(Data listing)
[start]

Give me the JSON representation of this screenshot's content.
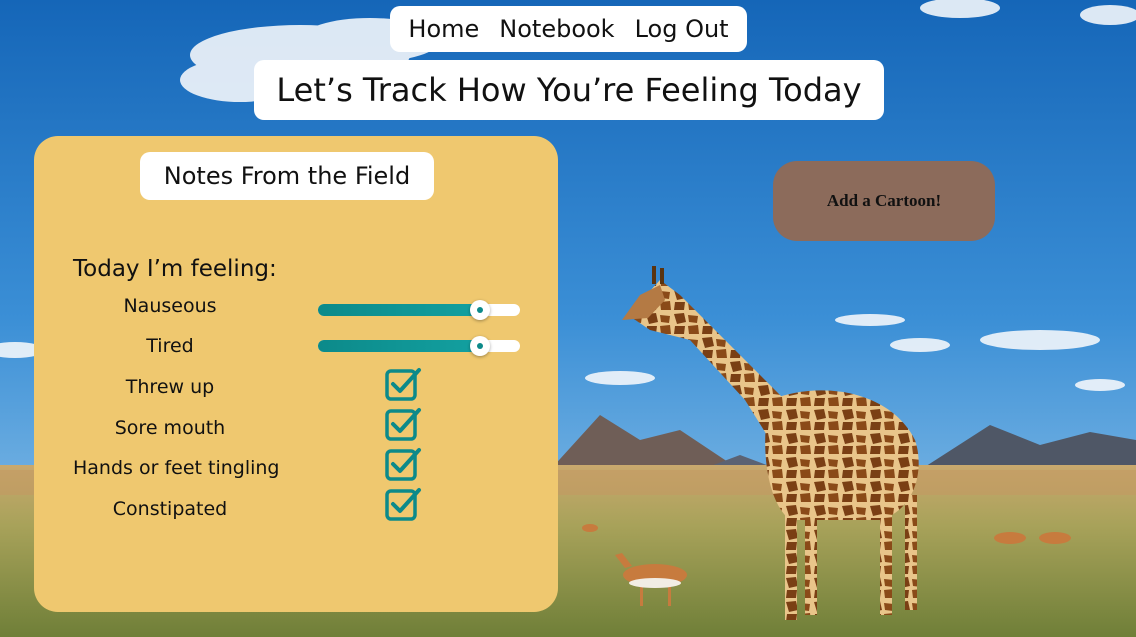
{
  "nav": {
    "home": "Home",
    "notebook": "Notebook",
    "logout": "Log Out"
  },
  "page_title": "Let’s Track How You’re Feeling Today",
  "panel": {
    "title": "Notes From the Field",
    "prompt": "Today I’m feeling:",
    "symptoms": [
      {
        "label": "Nauseous",
        "type": "slider",
        "value_fraction": 0.8
      },
      {
        "label": "Tired",
        "type": "slider",
        "value_fraction": 0.8
      },
      {
        "label": "Threw up",
        "type": "checkbox",
        "checked": true
      },
      {
        "label": "Sore mouth",
        "type": "checkbox",
        "checked": true
      },
      {
        "label": "Hands or feet tingling",
        "type": "checkbox",
        "checked": true
      },
      {
        "label": "Constipated",
        "type": "checkbox",
        "checked": true
      }
    ]
  },
  "cartoon_button": "Add a Cartoon!",
  "colors": {
    "panel": "#efc86f",
    "accent": "#0c8a8a",
    "cartoon_button": "#8c6b5b"
  },
  "background": "savanna-giraffe-photo"
}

[end]

- WORK TO BE COMPLETED
Check every line of the listing for the string "label" and report how many lines have it, as a number alone.

- SOLUTION TO THIS PROBLEM
6